[Start LISTED RECORDS]

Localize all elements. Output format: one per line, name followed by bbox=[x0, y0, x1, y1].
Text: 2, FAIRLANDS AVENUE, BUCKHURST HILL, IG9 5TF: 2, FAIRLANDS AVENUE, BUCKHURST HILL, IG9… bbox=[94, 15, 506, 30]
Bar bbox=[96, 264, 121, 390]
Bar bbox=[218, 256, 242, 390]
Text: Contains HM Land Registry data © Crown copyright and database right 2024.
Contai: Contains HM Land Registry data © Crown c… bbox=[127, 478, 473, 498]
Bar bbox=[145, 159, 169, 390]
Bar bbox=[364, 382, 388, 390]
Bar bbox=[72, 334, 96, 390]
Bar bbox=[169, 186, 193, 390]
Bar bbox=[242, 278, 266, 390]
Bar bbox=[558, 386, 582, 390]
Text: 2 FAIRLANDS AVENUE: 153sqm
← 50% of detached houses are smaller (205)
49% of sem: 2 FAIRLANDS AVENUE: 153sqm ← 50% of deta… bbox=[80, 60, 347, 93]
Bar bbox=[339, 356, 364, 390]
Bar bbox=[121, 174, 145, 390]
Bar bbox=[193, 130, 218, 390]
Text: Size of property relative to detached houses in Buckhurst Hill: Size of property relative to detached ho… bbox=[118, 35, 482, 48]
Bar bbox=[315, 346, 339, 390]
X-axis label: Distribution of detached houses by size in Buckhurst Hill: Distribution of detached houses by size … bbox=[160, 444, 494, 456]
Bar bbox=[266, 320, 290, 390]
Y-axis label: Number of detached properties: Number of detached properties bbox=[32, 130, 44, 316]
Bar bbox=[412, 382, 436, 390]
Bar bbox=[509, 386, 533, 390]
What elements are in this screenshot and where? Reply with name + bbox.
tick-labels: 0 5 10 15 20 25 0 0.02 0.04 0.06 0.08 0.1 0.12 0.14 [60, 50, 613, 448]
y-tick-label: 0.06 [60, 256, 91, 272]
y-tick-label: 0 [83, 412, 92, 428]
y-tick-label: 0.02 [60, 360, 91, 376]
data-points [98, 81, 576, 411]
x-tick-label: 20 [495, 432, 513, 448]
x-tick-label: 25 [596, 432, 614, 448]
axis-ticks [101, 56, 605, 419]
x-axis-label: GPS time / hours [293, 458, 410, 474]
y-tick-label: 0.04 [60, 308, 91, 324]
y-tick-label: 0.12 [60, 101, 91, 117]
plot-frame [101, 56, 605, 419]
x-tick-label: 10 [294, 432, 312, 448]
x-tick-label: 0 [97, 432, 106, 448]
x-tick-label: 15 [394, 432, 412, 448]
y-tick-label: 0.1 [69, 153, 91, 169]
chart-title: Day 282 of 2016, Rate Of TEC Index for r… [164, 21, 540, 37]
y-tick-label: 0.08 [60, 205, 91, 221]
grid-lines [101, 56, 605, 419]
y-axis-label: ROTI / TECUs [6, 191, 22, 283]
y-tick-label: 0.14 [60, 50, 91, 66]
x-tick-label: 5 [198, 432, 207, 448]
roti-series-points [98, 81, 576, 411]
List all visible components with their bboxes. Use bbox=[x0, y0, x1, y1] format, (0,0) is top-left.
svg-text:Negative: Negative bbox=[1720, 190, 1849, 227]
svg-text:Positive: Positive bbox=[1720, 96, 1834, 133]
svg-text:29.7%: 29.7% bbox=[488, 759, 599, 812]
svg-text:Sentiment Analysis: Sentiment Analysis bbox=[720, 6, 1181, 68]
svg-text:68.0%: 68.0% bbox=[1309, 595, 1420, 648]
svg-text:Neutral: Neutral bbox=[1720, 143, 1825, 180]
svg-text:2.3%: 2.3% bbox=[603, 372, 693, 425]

[End LISTED RECORDS]

| GOAL |
Copy every one of the rows above exactly, character for character, in the same order.

| RESPONSE FOR THIS EXERCISE |
Localize all elements. Output format: one per line, name followed by bbox=[x0, y0, x1, y1].
Text: 2, FAIRLANDS AVENUE, BUCKHURST HILL, IG9 5TF: 2, FAIRLANDS AVENUE, BUCKHURST HILL, IG9… bbox=[94, 15, 506, 30]
Bar bbox=[96, 264, 121, 390]
Bar bbox=[218, 256, 242, 390]
Text: Contains HM Land Registry data © Crown copyright and database right 2024.
Contai: Contains HM Land Registry data © Crown c… bbox=[127, 478, 473, 498]
Bar bbox=[145, 159, 169, 390]
Bar bbox=[364, 382, 388, 390]
Bar bbox=[72, 334, 96, 390]
Bar bbox=[169, 186, 193, 390]
Bar bbox=[242, 278, 266, 390]
Bar bbox=[558, 386, 582, 390]
Text: 2 FAIRLANDS AVENUE: 153sqm
← 50% of detached houses are smaller (205)
49% of sem: 2 FAIRLANDS AVENUE: 153sqm ← 50% of deta… bbox=[80, 60, 347, 93]
Bar bbox=[339, 356, 364, 390]
Bar bbox=[121, 174, 145, 390]
Bar bbox=[193, 130, 218, 390]
Text: Size of property relative to detached houses in Buckhurst Hill: Size of property relative to detached ho… bbox=[118, 35, 482, 48]
Bar bbox=[315, 346, 339, 390]
X-axis label: Distribution of detached houses by size in Buckhurst Hill: Distribution of detached houses by size … bbox=[160, 444, 494, 456]
Bar bbox=[266, 320, 290, 390]
Y-axis label: Number of detached properties: Number of detached properties bbox=[32, 130, 44, 316]
Bar bbox=[412, 382, 436, 390]
Bar bbox=[509, 386, 533, 390]
What elements are in this screenshot and where? Reply with name + bbox.
tick-labels: 0 5 10 15 20 25 0 0.02 0.04 0.06 0.08 0.1 0.12 0.14 [60, 50, 613, 448]
y-tick-label: 0.06 [60, 256, 91, 272]
y-tick-label: 0 [83, 412, 92, 428]
y-tick-label: 0.02 [60, 360, 91, 376]
data-points [98, 81, 576, 411]
x-tick-label: 20 [495, 432, 513, 448]
x-tick-label: 25 [596, 432, 614, 448]
axis-ticks [101, 56, 605, 419]
x-axis-label: GPS time / hours [293, 458, 410, 474]
y-tick-label: 0.04 [60, 308, 91, 324]
y-tick-label: 0.12 [60, 101, 91, 117]
plot-frame [101, 56, 605, 419]
x-tick-label: 10 [294, 432, 312, 448]
x-tick-label: 0 [97, 432, 106, 448]
x-tick-label: 15 [394, 432, 412, 448]
y-tick-label: 0.1 [69, 153, 91, 169]
chart-title: Day 282 of 2016, Rate Of TEC Index for r… [164, 21, 540, 37]
y-tick-label: 0.08 [60, 205, 91, 221]
grid-lines [101, 56, 605, 419]
y-axis-label: ROTI / TECUs [6, 191, 22, 283]
y-tick-label: 0.14 [60, 50, 91, 66]
x-tick-label: 5 [198, 432, 207, 448]
roti-series-points [98, 81, 576, 411]
List all visible components with their bboxes. Use bbox=[x0, y0, x1, y1] format, (0,0) is top-left.
svg-text:Negative: Negative bbox=[1720, 190, 1849, 227]
svg-text:Positive: Positive bbox=[1720, 96, 1834, 133]
svg-text:29.7%: 29.7% bbox=[488, 759, 599, 812]
svg-text:Sentiment Analysis: Sentiment Analysis bbox=[720, 6, 1181, 68]
svg-text:68.0%: 68.0% bbox=[1309, 595, 1420, 648]
svg-text:Neutral: Neutral bbox=[1720, 143, 1825, 180]
svg-text:2.3%: 2.3% bbox=[603, 372, 693, 425]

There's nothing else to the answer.